■ EXERCISE AIM
Each line in the entries below that holds the string "Here" is to be listed.

----------------------------------------

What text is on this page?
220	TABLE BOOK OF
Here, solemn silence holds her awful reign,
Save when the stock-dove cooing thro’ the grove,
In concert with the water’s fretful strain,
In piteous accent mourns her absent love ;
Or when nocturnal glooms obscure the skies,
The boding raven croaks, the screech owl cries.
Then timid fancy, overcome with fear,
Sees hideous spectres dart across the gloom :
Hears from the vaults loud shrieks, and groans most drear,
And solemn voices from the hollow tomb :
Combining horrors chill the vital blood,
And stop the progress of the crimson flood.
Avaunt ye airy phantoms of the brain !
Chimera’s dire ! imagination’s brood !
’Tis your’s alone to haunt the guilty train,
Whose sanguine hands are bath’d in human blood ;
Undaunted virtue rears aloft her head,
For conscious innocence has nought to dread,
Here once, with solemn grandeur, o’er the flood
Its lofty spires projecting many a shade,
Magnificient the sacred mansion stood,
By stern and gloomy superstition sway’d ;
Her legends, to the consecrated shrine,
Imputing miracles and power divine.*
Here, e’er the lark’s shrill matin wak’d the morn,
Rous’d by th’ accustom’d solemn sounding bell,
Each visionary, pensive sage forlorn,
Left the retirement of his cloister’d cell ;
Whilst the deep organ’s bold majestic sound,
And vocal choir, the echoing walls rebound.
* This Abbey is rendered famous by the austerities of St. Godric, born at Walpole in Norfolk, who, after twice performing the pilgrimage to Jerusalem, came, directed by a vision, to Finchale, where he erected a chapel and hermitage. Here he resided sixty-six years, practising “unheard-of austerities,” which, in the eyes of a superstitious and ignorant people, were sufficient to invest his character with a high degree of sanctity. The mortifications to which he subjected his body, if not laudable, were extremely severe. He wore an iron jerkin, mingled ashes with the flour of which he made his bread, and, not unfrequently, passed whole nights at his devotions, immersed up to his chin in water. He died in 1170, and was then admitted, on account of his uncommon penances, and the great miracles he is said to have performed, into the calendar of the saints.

----------------------------------------

■ RESULT OF THE TASK
Here, solemn silence holds her awful reign,
Here once, with solemn grandeur, o’er the flood
Here, e’er the lark’s shrill matin wak’d the morn,
* This Abbey is rendered famous by the austerities of St. Godric, born at Walpole in Norfolk, who, after twice performing the pilgrimage to Jerusalem, came, directed by a vision, to Finchale, where he erected a chapel and hermitage. Here he resided sixty-six years, practising “unheard-of austerities,” which, in the eyes of a superstitious and ignorant people, were sufficient to invest his character with a high degree of sanctity. The mortifications to which he subjected his body, if not laudable, were extremely severe. He wore an iron jerkin, mingled ashes with the flour of which he made his bread, and, not unfrequently, passed whole nights at his devotions, immersed up to his chin in water. He died in 1170, and was then admitted, on account of his uncommon penances, and the great miracles he is said to have performed, into the calendar of the saints.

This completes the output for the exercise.